— PROBLEM STATEMENT —
Repeat the records below exactly, leaving out every picture.

— DATA LISTING —
+++++

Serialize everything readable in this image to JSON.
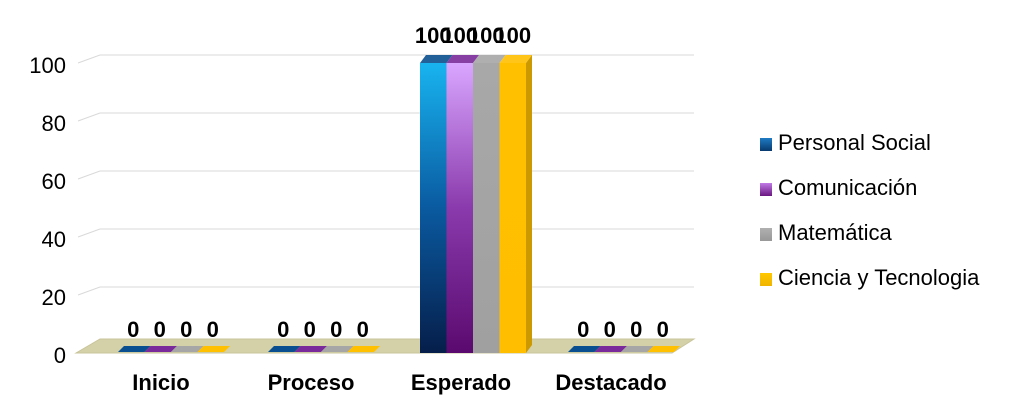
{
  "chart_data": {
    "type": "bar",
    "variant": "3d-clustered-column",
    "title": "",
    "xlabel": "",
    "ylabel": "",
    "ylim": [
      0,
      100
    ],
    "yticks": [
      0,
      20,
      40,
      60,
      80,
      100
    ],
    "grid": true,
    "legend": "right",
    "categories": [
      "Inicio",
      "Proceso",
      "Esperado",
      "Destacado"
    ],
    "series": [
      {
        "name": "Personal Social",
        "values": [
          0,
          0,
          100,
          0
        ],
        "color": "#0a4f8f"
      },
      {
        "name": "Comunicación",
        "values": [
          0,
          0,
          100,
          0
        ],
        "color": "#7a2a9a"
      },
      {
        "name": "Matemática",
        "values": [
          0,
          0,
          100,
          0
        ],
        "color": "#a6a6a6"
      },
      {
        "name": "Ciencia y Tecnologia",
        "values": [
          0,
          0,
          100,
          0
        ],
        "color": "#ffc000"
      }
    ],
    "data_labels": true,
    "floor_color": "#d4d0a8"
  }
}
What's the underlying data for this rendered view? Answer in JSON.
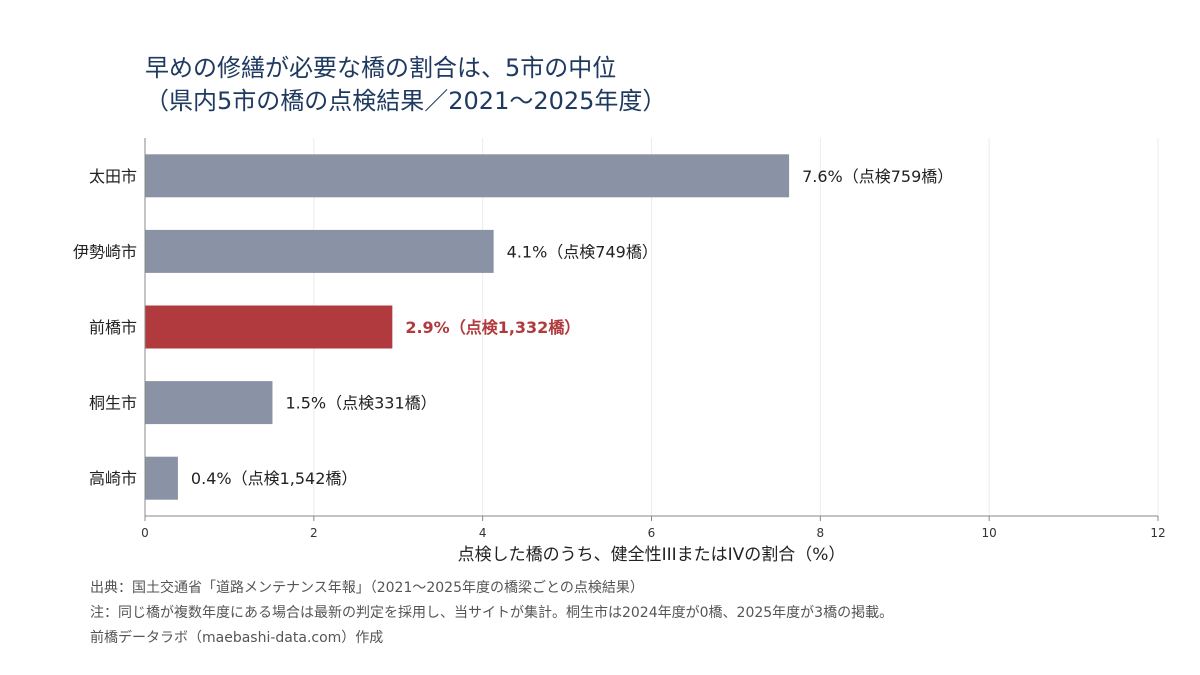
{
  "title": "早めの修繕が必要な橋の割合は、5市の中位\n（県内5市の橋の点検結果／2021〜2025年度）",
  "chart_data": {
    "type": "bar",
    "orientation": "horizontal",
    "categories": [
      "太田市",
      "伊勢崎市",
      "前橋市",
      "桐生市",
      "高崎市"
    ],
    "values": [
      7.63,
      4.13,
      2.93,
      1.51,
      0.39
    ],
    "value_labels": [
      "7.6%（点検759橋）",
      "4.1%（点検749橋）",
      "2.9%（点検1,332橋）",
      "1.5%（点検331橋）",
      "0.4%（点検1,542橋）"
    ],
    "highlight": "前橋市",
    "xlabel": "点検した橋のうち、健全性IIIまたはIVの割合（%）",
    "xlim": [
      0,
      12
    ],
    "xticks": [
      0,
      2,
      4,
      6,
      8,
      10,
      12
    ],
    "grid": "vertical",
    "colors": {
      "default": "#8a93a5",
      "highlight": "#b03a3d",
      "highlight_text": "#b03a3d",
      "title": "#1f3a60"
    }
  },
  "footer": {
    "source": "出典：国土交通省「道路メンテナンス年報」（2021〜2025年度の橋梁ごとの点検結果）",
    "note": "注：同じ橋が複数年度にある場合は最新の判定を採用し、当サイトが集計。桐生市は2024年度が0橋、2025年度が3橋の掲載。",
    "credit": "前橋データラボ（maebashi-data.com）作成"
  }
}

+++++

— SOLUTION FOR THIS PROBLEM —
Serialize everything readable in this image to JSON.
{
  "chart_data": {
    "type": "bar",
    "variant": "3d-clustered-column",
    "title": "",
    "xlabel": "",
    "ylabel": "",
    "ylim": [
      0,
      100
    ],
    "yticks": [
      0,
      20,
      40,
      60,
      80,
      100
    ],
    "grid": true,
    "legend": "right",
    "categories": [
      "Inicio",
      "Proceso",
      "Esperado",
      "Destacado"
    ],
    "series": [
      {
        "name": "Personal Social",
        "values": [
          0,
          0,
          100,
          0
        ],
        "color": "#0a4f8f"
      },
      {
        "name": "Comunicación",
        "values": [
          0,
          0,
          100,
          0
        ],
        "color": "#7a2a9a"
      },
      {
        "name": "Matemática",
        "values": [
          0,
          0,
          100,
          0
        ],
        "color": "#a6a6a6"
      },
      {
        "name": "Ciencia y Tecnologia",
        "values": [
          0,
          0,
          100,
          0
        ],
        "color": "#ffc000"
      }
    ],
    "data_labels": true,
    "floor_color": "#d4d0a8"
  }
}
What's the underlying data for this rendered view? Answer in JSON.
{
  "title": "早めの修繕が必要な橋の割合は、5市の中位\n（県内5市の橋の点検結果／2021〜2025年度）",
  "chart_data": {
    "type": "bar",
    "orientation": "horizontal",
    "categories": [
      "太田市",
      "伊勢崎市",
      "前橋市",
      "桐生市",
      "高崎市"
    ],
    "values": [
      7.63,
      4.13,
      2.93,
      1.51,
      0.39
    ],
    "value_labels": [
      "7.6%（点検759橋）",
      "4.1%（点検749橋）",
      "2.9%（点検1,332橋）",
      "1.5%（点検331橋）",
      "0.4%（点検1,542橋）"
    ],
    "highlight": "前橋市",
    "xlabel": "点検した橋のうち、健全性IIIまたはIVの割合（%）",
    "xlim": [
      0,
      12
    ],
    "xticks": [
      0,
      2,
      4,
      6,
      8,
      10,
      12
    ],
    "grid": "vertical",
    "colors": {
      "default": "#8a93a5",
      "highlight": "#b03a3d",
      "highlight_text": "#b03a3d",
      "title": "#1f3a60"
    }
  },
  "footer": {
    "source": "出典：国土交通省「道路メンテナンス年報」（2021〜2025年度の橋梁ごとの点検結果）",
    "note": "注：同じ橋が複数年度にある場合は最新の判定を採用し、当サイトが集計。桐生市は2024年度が0橋、2025年度が3橋の掲載。",
    "credit": "前橋データラボ（maebashi-data.com）作成"
  }
}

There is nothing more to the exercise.